[Записи разметки]
****************************************

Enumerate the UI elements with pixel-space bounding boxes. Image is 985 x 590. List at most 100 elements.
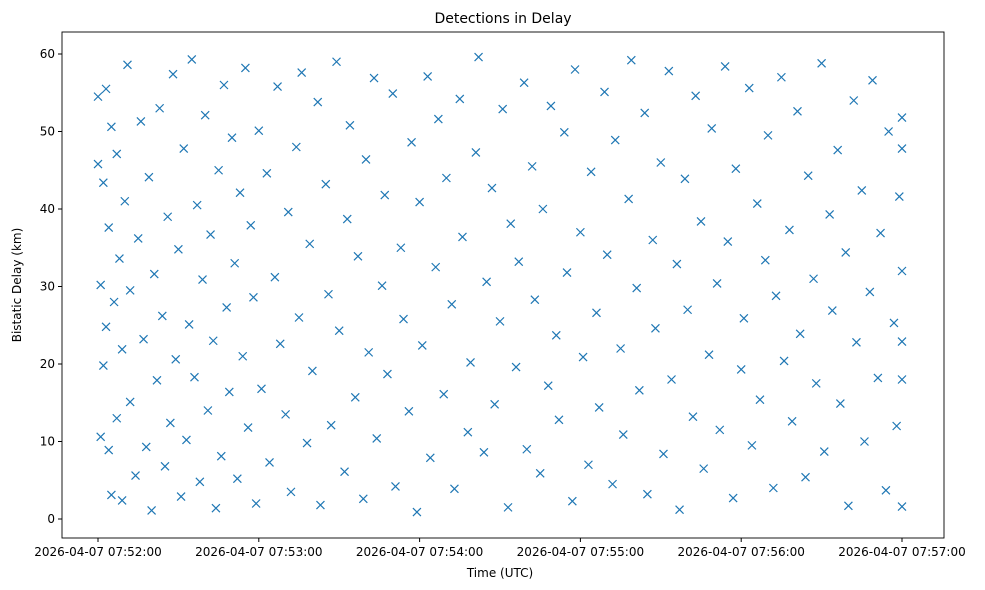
data-point — [897, 144, 907, 153]
data-point — [610, 135, 620, 145]
data-point — [562, 268, 572, 277]
data-point — [120, 196, 130, 206]
data-point — [728, 493, 738, 503]
data-point — [324, 289, 333, 299]
data-point — [819, 447, 829, 456]
data-point — [307, 366, 317, 376]
data-point — [208, 336, 218, 346]
data-point — [104, 223, 114, 233]
data-point — [380, 190, 390, 200]
data-point — [771, 291, 781, 301]
data-point — [291, 142, 301, 152]
data-point — [768, 483, 778, 493]
data-point — [795, 329, 805, 339]
data-point — [471, 148, 481, 157]
data-point — [131, 471, 140, 481]
data-point — [407, 137, 416, 147]
data-point — [715, 425, 725, 435]
data-point — [466, 358, 475, 367]
data-point — [567, 496, 577, 506]
data-point — [835, 399, 845, 408]
data-point — [897, 502, 907, 512]
x-tick-label: 2026-04-07 07:55:00 — [517, 545, 644, 559]
y-tick-label: 50 — [40, 125, 55, 139]
data-point — [763, 130, 773, 140]
data-point — [897, 266, 907, 276]
x-tick-label: 2026-04-07 07:57:00 — [838, 545, 965, 559]
data-point — [251, 499, 261, 508]
data-point — [224, 387, 234, 397]
data-point — [683, 305, 693, 315]
data-point — [688, 412, 698, 422]
data-point — [817, 58, 827, 68]
data-point — [345, 120, 355, 130]
data-point — [458, 232, 467, 242]
data-point — [425, 453, 435, 463]
data-point — [439, 389, 449, 399]
data-point — [412, 507, 422, 517]
data-point — [498, 104, 508, 114]
data-point — [527, 161, 537, 171]
data-point — [211, 503, 221, 513]
data-point — [602, 250, 612, 260]
points-layer — [93, 52, 907, 517]
data-point — [297, 68, 307, 78]
data-point — [240, 63, 250, 73]
data-point — [897, 113, 907, 122]
data-point — [584, 460, 593, 470]
data-point — [530, 295, 540, 305]
data-point — [897, 337, 907, 346]
data-point — [624, 194, 634, 204]
data-point — [353, 251, 363, 261]
data-point — [168, 69, 178, 79]
data-point — [115, 254, 124, 264]
data-point — [152, 375, 162, 385]
data-point — [96, 432, 106, 442]
data-point — [586, 167, 596, 177]
data-point — [93, 159, 103, 169]
data-point — [626, 55, 636, 65]
data-point — [157, 311, 167, 321]
data-point — [675, 505, 684, 515]
data-point — [849, 96, 859, 105]
data-point — [123, 60, 132, 70]
data-point — [747, 440, 757, 450]
data-point — [447, 299, 457, 309]
data-point — [450, 484, 459, 494]
axes-frame — [61, 31, 945, 539]
data-point — [117, 344, 127, 354]
data-point — [811, 378, 821, 388]
data-point — [570, 65, 580, 74]
data-point — [176, 492, 186, 501]
data-point — [881, 485, 891, 495]
data-point — [860, 437, 869, 446]
data-point — [546, 101, 556, 111]
y-axis-label: Bistatic Delay (km) — [10, 228, 24, 343]
data-point — [313, 97, 323, 107]
data-point — [554, 415, 564, 425]
data-point — [117, 495, 127, 505]
data-point — [691, 91, 701, 101]
data-point — [104, 445, 114, 455]
data-point — [736, 365, 746, 374]
data-point — [275, 339, 285, 349]
data-point — [396, 243, 406, 253]
data-point — [809, 274, 818, 284]
data-point — [101, 84, 111, 94]
data-point — [648, 235, 658, 245]
data-point — [125, 397, 135, 407]
data-point — [316, 500, 325, 510]
data-point — [503, 502, 513, 512]
data-point — [141, 442, 151, 452]
x-tick-label: 2026-04-07 07:54:00 — [356, 545, 483, 559]
data-point — [93, 92, 103, 102]
data-point — [391, 482, 400, 491]
data-point — [600, 87, 609, 97]
data-point — [755, 395, 765, 405]
data-point — [511, 362, 521, 372]
data-point — [793, 106, 802, 116]
data-point — [144, 172, 154, 182]
data-point — [203, 406, 213, 415]
data-point — [699, 464, 709, 474]
data-point — [350, 392, 360, 402]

****************************************

**Цель задания:** Воспроизведите дословно все строки записей выше, опустив изображения.

**Выполненное задание:**
Enumerate the UI elements with pixel-space bounding boxes. Image is 985 x 590. List at most 100 elements.
data-point — [897, 144, 907, 153]
data-point — [610, 135, 620, 145]
data-point — [562, 268, 572, 277]
data-point — [120, 196, 130, 206]
data-point — [728, 493, 738, 503]
data-point — [324, 289, 333, 299]
data-point — [819, 447, 829, 456]
data-point — [307, 366, 317, 376]
data-point — [208, 336, 218, 346]
data-point — [104, 223, 114, 233]
data-point — [380, 190, 390, 200]
data-point — [771, 291, 781, 301]
data-point — [291, 142, 301, 152]
data-point — [768, 483, 778, 493]
data-point — [795, 329, 805, 339]
data-point — [471, 148, 481, 157]
data-point — [131, 471, 140, 481]
data-point — [407, 137, 416, 147]
data-point — [715, 425, 725, 435]
data-point — [466, 358, 475, 367]
data-point — [567, 496, 577, 506]
data-point — [835, 399, 845, 408]
data-point — [897, 502, 907, 512]
x-tick-label: 2026-04-07 07:55:00 — [517, 545, 644, 559]
y-tick-label: 50 — [40, 125, 55, 139]
data-point — [763, 130, 773, 140]
data-point — [897, 266, 907, 276]
x-tick-label: 2026-04-07 07:57:00 — [838, 545, 965, 559]
data-point — [251, 499, 261, 508]
data-point — [224, 387, 234, 397]
data-point — [683, 305, 693, 315]
data-point — [688, 412, 698, 422]
data-point — [817, 58, 827, 68]
data-point — [345, 120, 355, 130]
data-point — [458, 232, 467, 242]
data-point — [425, 453, 435, 463]
data-point — [439, 389, 449, 399]
data-point — [412, 507, 422, 517]
data-point — [498, 104, 508, 114]
data-point — [527, 161, 537, 171]
data-point — [211, 503, 221, 513]
data-point — [602, 250, 612, 260]
points-layer — [93, 52, 907, 517]
data-point — [297, 68, 307, 78]
data-point — [240, 63, 250, 73]
data-point — [897, 113, 907, 122]
data-point — [584, 460, 593, 470]
data-point — [530, 295, 540, 305]
data-point — [897, 337, 907, 346]
data-point — [624, 194, 634, 204]
data-point — [353, 251, 363, 261]
data-point — [168, 69, 178, 79]
data-point — [115, 254, 124, 264]
data-point — [152, 375, 162, 385]
data-point — [96, 432, 106, 442]
data-point — [586, 167, 596, 177]
data-point — [93, 159, 103, 169]
data-point — [626, 55, 636, 65]
data-point — [157, 311, 167, 321]
data-point — [675, 505, 684, 515]
data-point — [849, 96, 859, 105]
data-point — [123, 60, 132, 70]
data-point — [747, 440, 757, 450]
data-point — [447, 299, 457, 309]
data-point — [450, 484, 459, 494]
axes-frame — [61, 31, 945, 539]
data-point — [117, 344, 127, 354]
data-point — [811, 378, 821, 388]
data-point — [570, 65, 580, 74]
data-point — [176, 492, 186, 501]
data-point — [881, 485, 891, 495]
data-point — [860, 437, 869, 446]
data-point — [546, 101, 556, 111]
y-axis-label: Bistatic Delay (km) — [10, 228, 24, 343]
data-point — [313, 97, 323, 107]
data-point — [554, 415, 564, 425]
data-point — [117, 495, 127, 505]
data-point — [691, 91, 701, 101]
data-point — [104, 445, 114, 455]
data-point — [736, 365, 746, 374]
data-point — [275, 339, 285, 349]
data-point — [396, 243, 406, 253]
data-point — [809, 274, 818, 284]
data-point — [101, 84, 111, 94]
data-point — [648, 235, 658, 245]
data-point — [125, 397, 135, 407]
data-point — [316, 500, 325, 510]
data-point — [503, 502, 513, 512]
data-point — [141, 442, 151, 452]
x-tick-label: 2026-04-07 07:54:00 — [356, 545, 483, 559]
data-point — [93, 92, 103, 102]
data-point — [391, 482, 400, 491]
data-point — [600, 87, 609, 97]
data-point — [755, 395, 765, 405]
data-point — [511, 362, 521, 372]
data-point — [793, 106, 802, 116]
data-point — [144, 172, 154, 182]
data-point — [203, 406, 213, 415]
data-point — [699, 464, 709, 474]
data-point — [350, 392, 360, 402]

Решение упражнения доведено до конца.